Work required: Locate every line in the records below that contains the word "Voltage", and copy each one.

Source material:
+++
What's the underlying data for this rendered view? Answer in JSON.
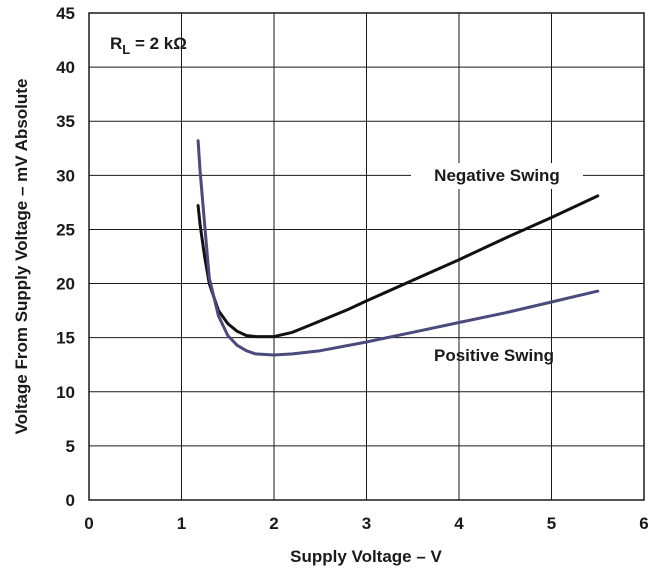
{
  "chart_data": {
    "type": "line",
    "title": "",
    "xlabel": "Supply Voltage – V",
    "ylabel": "Voltage From Supply Voltage – mV Absolute",
    "xlim": [
      0,
      6
    ],
    "ylim": [
      0,
      45
    ],
    "x_ticks": [
      0,
      1,
      2,
      3,
      4,
      5,
      6
    ],
    "y_ticks": [
      0,
      5,
      10,
      15,
      20,
      25,
      30,
      35,
      40,
      45
    ],
    "grid": true,
    "condition_label": {
      "prefix": "R",
      "subscript": "L",
      "suffix": " = 2 kΩ"
    },
    "series": [
      {
        "name": "Negative Swing",
        "color": "#111111",
        "x": [
          1.18,
          1.2,
          1.25,
          1.3,
          1.4,
          1.5,
          1.6,
          1.7,
          1.8,
          2.0,
          2.2,
          2.4,
          2.6,
          2.8,
          3.0,
          3.5,
          4.0,
          4.5,
          5.0,
          5.5
        ],
        "values": [
          27.2,
          25.5,
          22.5,
          20.0,
          17.5,
          16.3,
          15.6,
          15.2,
          15.1,
          15.1,
          15.5,
          16.2,
          16.9,
          17.6,
          18.4,
          20.3,
          22.2,
          24.2,
          26.1,
          28.1
        ]
      },
      {
        "name": "Positive Swing",
        "color": "#4a4a7c",
        "x": [
          1.18,
          1.2,
          1.25,
          1.3,
          1.4,
          1.5,
          1.6,
          1.7,
          1.8,
          2.0,
          2.2,
          2.5,
          3.0,
          3.5,
          4.0,
          4.5,
          5.0,
          5.5
        ],
        "values": [
          33.2,
          30.5,
          25.5,
          20.5,
          17.0,
          15.2,
          14.3,
          13.8,
          13.5,
          13.4,
          13.5,
          13.8,
          14.6,
          15.5,
          16.4,
          17.3,
          18.3,
          19.3
        ]
      }
    ]
  }
}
+++
Solved exercise:
    "xlabel": "Supply Voltage – V",
    "ylabel": "Voltage From Supply Voltage – mV Absolute",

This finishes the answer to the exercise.